_RECORDS PROVIDED_.
***

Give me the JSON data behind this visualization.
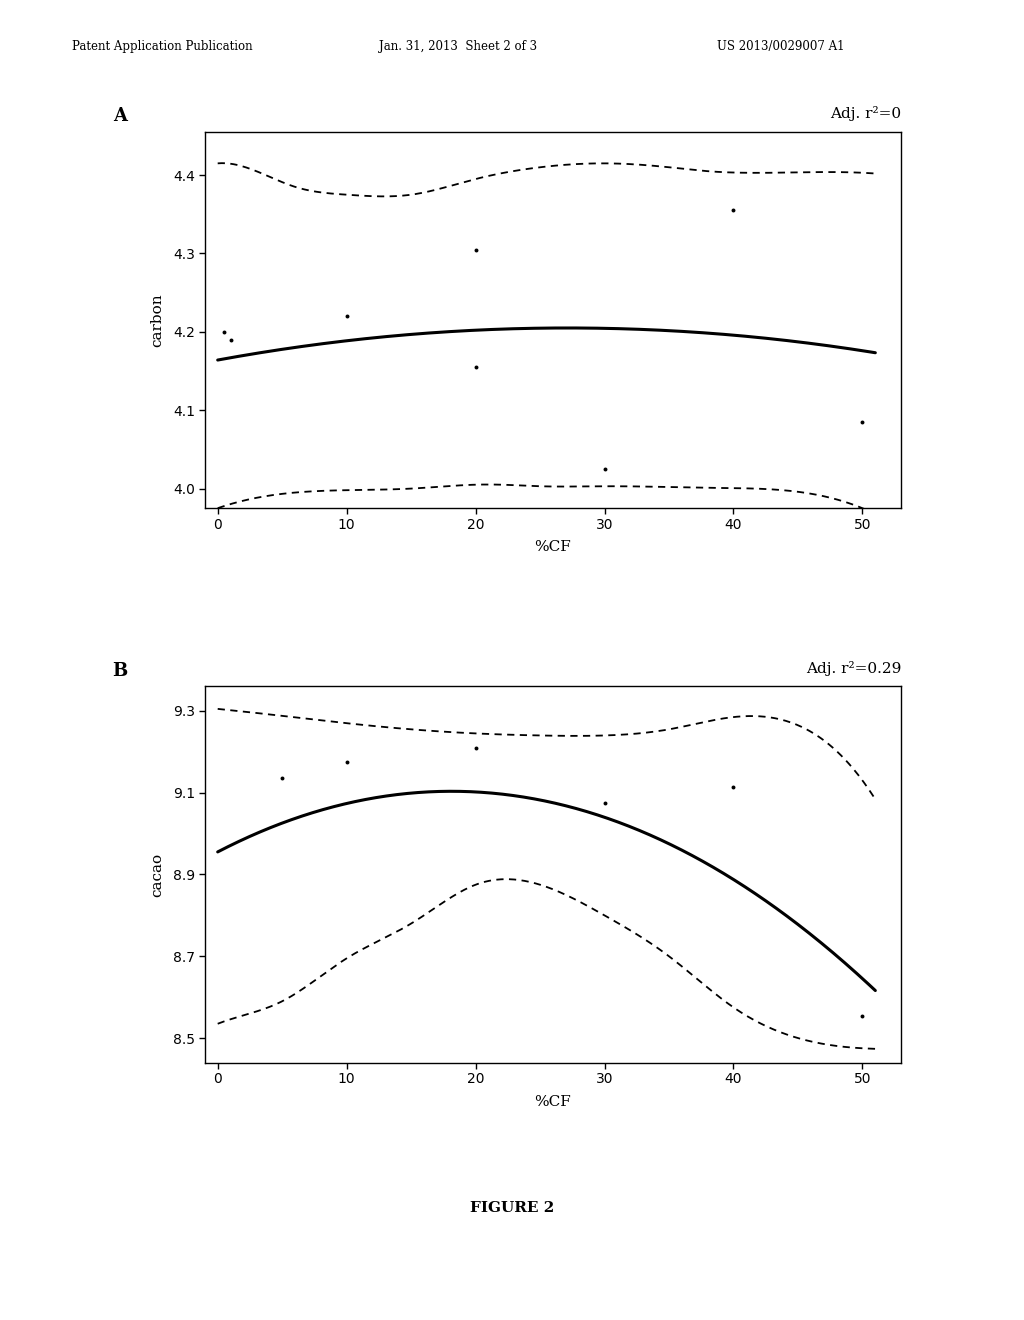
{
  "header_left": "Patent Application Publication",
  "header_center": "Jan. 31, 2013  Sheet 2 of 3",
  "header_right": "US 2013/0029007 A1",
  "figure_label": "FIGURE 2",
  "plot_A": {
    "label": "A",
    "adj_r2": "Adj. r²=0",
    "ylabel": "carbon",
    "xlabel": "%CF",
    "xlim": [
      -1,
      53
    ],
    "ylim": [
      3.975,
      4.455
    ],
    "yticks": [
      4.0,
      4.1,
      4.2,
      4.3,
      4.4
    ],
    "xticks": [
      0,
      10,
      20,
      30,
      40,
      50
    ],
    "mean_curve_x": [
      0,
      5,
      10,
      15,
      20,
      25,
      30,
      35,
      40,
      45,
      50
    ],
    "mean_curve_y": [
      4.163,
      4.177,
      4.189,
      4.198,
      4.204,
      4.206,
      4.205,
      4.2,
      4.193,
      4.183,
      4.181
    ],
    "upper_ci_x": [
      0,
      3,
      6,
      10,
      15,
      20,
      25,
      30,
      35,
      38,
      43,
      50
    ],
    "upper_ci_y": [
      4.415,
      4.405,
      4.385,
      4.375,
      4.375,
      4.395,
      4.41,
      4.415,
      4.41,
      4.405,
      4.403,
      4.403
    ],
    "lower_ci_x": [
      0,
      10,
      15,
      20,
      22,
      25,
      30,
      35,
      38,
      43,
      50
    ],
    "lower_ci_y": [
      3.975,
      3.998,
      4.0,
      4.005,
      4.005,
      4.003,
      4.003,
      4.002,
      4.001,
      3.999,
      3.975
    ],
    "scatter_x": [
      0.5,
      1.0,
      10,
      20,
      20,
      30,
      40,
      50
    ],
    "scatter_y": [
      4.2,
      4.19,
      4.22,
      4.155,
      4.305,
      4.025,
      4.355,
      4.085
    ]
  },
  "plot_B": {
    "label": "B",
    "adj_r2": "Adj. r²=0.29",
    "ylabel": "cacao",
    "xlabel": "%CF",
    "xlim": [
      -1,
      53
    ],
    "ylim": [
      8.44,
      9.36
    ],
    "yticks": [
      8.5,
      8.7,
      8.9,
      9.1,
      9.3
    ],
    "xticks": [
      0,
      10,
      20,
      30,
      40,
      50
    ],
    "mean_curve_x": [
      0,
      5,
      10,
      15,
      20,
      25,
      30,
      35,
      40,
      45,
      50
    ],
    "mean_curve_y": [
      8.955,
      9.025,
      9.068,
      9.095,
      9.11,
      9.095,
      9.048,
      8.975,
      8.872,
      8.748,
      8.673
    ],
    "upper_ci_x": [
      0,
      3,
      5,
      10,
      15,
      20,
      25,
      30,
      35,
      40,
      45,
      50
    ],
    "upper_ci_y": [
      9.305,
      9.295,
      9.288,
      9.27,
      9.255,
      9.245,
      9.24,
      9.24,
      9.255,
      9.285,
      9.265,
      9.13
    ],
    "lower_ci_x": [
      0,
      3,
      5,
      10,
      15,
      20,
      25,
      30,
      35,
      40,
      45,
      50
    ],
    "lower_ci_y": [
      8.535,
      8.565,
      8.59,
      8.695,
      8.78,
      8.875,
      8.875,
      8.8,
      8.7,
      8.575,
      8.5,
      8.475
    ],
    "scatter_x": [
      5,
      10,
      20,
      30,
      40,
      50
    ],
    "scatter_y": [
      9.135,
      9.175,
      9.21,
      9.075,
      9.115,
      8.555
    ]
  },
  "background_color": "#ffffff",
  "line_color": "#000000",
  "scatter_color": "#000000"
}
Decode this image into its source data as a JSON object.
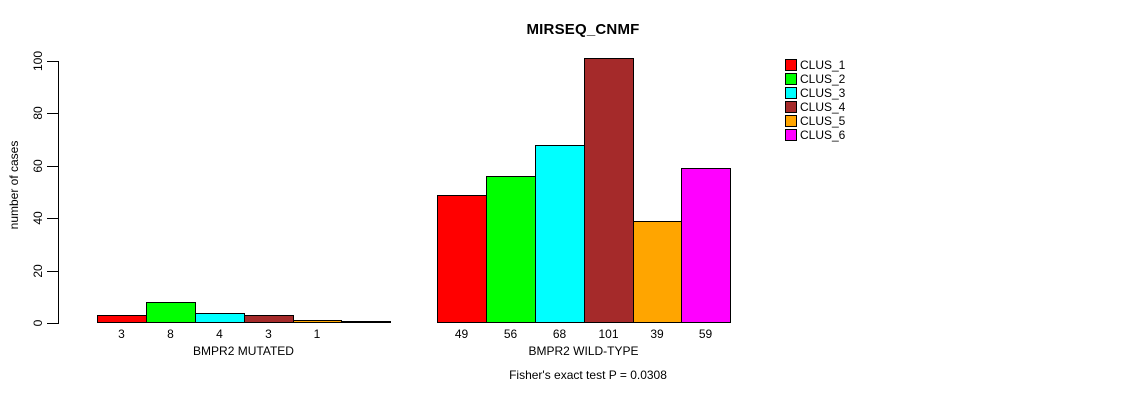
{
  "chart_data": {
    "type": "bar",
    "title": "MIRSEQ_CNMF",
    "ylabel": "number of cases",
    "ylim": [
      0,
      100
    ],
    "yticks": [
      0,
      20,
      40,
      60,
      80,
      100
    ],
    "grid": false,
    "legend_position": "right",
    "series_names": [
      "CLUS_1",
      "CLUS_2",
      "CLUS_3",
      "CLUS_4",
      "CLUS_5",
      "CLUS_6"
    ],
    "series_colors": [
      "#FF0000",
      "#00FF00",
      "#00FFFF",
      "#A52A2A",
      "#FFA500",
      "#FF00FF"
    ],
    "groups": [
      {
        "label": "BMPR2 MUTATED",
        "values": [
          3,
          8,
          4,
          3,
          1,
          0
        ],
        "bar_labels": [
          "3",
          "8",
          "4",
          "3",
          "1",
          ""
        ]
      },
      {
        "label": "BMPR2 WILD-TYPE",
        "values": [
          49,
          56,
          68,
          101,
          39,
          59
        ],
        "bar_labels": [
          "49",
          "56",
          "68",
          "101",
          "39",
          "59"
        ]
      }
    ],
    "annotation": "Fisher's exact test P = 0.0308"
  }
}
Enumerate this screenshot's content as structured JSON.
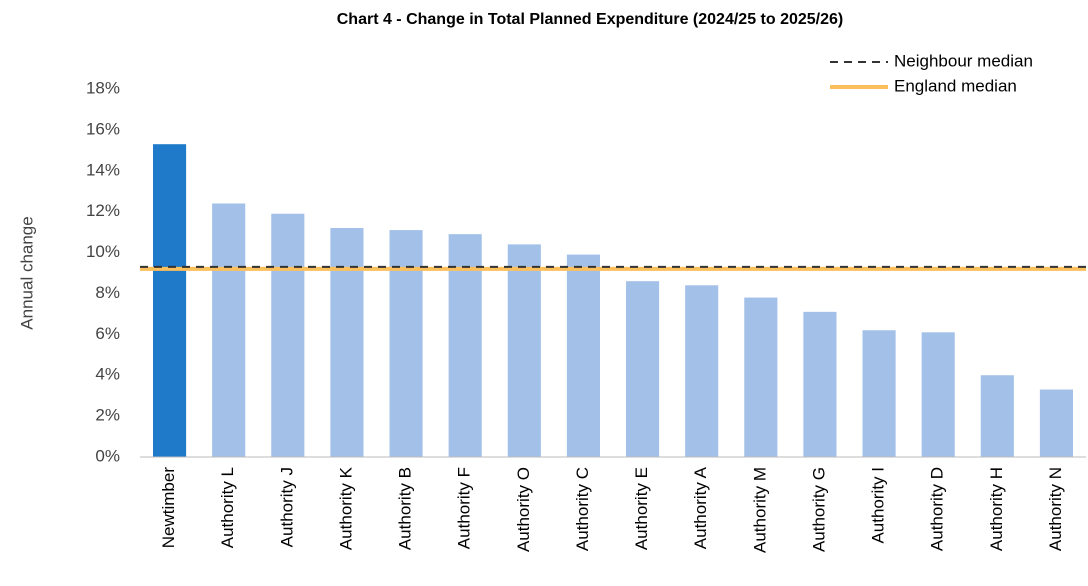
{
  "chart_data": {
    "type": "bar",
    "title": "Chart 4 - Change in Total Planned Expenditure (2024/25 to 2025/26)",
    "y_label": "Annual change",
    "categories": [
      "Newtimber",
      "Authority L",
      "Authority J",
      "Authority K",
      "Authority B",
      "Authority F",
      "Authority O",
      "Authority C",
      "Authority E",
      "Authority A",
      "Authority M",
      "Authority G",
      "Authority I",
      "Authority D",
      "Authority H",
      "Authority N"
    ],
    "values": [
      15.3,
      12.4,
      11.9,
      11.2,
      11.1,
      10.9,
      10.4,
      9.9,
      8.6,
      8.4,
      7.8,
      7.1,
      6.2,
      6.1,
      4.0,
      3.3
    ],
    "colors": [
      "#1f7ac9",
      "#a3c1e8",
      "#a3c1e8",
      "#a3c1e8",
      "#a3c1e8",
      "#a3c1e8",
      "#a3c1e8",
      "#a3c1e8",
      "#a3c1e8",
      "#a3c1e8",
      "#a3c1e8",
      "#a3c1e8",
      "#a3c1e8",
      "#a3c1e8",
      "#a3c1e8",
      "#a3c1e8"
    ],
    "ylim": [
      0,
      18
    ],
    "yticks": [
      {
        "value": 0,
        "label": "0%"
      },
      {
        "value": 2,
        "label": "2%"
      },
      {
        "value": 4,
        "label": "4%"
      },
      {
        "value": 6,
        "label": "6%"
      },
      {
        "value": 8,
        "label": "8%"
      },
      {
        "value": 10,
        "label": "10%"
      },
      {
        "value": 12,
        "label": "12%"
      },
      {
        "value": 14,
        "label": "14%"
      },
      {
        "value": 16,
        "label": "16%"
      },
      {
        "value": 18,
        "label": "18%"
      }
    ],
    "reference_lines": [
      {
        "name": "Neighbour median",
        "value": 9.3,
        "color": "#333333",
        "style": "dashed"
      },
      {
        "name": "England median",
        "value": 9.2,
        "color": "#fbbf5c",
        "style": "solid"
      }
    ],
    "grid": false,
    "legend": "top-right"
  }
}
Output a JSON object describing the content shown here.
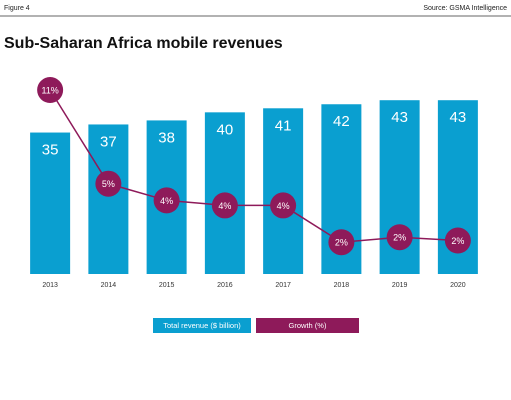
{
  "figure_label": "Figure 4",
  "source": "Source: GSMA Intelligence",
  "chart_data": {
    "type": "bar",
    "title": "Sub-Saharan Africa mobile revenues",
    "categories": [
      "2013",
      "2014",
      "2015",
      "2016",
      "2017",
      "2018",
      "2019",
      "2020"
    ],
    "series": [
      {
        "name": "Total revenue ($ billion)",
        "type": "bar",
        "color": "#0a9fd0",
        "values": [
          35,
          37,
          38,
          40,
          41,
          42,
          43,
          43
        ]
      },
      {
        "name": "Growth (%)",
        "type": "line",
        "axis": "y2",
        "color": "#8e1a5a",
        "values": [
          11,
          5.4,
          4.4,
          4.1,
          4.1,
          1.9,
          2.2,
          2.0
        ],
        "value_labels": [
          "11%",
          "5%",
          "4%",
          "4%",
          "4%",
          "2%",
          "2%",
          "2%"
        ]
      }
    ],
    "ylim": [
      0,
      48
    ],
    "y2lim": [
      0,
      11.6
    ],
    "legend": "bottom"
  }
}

***

_EXERCISE GOAL_. Write out each line of the data that holds the string "content".

_SOLUTION BELOW_.
Enumerate this screenshot's content as structured JSON.
Output a JSON object describing the content shown here.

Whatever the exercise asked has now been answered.